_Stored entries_

- - -

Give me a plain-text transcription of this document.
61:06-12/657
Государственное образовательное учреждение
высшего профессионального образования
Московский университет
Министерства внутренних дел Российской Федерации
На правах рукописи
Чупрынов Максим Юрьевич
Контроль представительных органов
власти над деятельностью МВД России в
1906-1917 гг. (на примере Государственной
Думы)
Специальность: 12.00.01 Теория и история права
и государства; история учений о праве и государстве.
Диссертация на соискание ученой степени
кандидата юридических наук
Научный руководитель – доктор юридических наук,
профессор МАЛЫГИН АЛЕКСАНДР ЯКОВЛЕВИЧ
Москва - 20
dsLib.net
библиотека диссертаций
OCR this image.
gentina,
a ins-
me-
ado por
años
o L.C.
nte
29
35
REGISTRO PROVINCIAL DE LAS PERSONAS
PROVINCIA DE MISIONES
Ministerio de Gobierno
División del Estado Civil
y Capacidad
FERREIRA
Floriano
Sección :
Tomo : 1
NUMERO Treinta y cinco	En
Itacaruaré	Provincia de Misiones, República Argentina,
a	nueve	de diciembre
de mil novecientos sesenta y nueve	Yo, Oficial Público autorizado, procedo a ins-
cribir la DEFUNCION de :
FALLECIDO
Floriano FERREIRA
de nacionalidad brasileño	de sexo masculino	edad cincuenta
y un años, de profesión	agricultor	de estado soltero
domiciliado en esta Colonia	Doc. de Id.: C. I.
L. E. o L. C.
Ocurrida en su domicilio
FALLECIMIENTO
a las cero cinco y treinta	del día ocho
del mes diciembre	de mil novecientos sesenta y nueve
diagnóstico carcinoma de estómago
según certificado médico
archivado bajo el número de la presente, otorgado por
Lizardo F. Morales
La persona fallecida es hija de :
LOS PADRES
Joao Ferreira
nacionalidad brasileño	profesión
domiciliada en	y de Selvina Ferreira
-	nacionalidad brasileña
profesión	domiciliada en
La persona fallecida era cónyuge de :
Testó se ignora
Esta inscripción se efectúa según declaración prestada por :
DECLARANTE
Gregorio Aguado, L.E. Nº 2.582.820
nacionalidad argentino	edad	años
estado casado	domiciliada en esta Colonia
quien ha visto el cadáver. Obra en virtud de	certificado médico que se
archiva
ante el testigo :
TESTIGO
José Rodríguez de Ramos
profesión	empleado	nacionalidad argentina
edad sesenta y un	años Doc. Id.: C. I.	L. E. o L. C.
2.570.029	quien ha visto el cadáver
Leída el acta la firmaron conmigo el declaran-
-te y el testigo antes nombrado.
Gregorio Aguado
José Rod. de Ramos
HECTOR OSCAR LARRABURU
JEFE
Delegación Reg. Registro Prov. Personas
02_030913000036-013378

- - -

_What the task asks_
Working from the material above, retype it in its entirety without change.

_Answer for the task_
Give me a plain-text transcription of this document.
61:06-12/657
Государственное образовательное учреждение
высшего профессионального образования
Московский университет
Министерства внутренних дел Российской Федерации
На правах рукописи
Чупрынов Максим Юрьевич
Контроль представительных органов
власти над деятельностью МВД России в
1906-1917 гг. (на примере Государственной
Думы)
Специальность: 12.00.01 Теория и история права
и государства; история учений о праве и государстве.
Диссертация на соискание ученой степени
кандидата юридических наук
Научный руководитель – доктор юридических наук,
профессор МАЛЫГИН АЛЕКСАНДР ЯКОВЛЕВИЧ
Москва - 20
dsLib.net
библиотека диссертаций
OCR this image.
gentina,
a ins-
me-
ado por
años
o L.C.
nte
29
35
REGISTRO PROVINCIAL DE LAS PERSONAS
PROVINCIA DE MISIONES
Ministerio de Gobierno
División del Estado Civil
y Capacidad
FERREIRA
Floriano
Sección :
Tomo : 1
NUMERO Treinta y cinco	En
Itacaruaré	Provincia de Misiones, República Argentina,
a	nueve	de diciembre
de mil novecientos sesenta y nueve	Yo, Oficial Público autorizado, procedo a ins-
cribir la DEFUNCION de :
FALLECIDO
Floriano FERREIRA
de nacionalidad brasileño	de sexo masculino	edad cincuenta
y un años, de profesión	agricultor	de estado soltero
domiciliado en esta Colonia	Doc. de Id.: C. I.
L. E. o L. C.
Ocurrida en su domicilio
FALLECIMIENTO
a las cero cinco y treinta	del día ocho
del mes diciembre	de mil novecientos sesenta y nueve
diagnóstico carcinoma de estómago
según certificado médico
archivado bajo el número de la presente, otorgado por
Lizardo F. Morales
La persona fallecida es hija de :
LOS PADRES
Joao Ferreira
nacionalidad brasileño	profesión
domiciliada en	y de Selvina Ferreira
-	nacionalidad brasileña
profesión	domiciliada en
La persona fallecida era cónyuge de :
Testó se ignora
Esta inscripción se efectúa según declaración prestada por :
DECLARANTE
Gregorio Aguado, L.E. Nº 2.582.820
nacionalidad argentino	edad	años
estado casado	domiciliada en esta Colonia
quien ha visto el cadáver. Obra en virtud de	certificado médico que se
archiva
ante el testigo :
TESTIGO
José Rodríguez de Ramos
profesión	empleado	nacionalidad argentina
edad sesenta y un	años Doc. Id.: C. I.	L. E. o L. C.
2.570.029	quien ha visto el cadáver
Leída el acta la firmaron conmigo el declaran-
-te y el testigo antes nombrado.
Gregorio Aguado
José Rod. de Ramos
HECTOR OSCAR LARRABURU
JEFE
Delegación Reg. Registro Prov. Personas
02_030913000036-013378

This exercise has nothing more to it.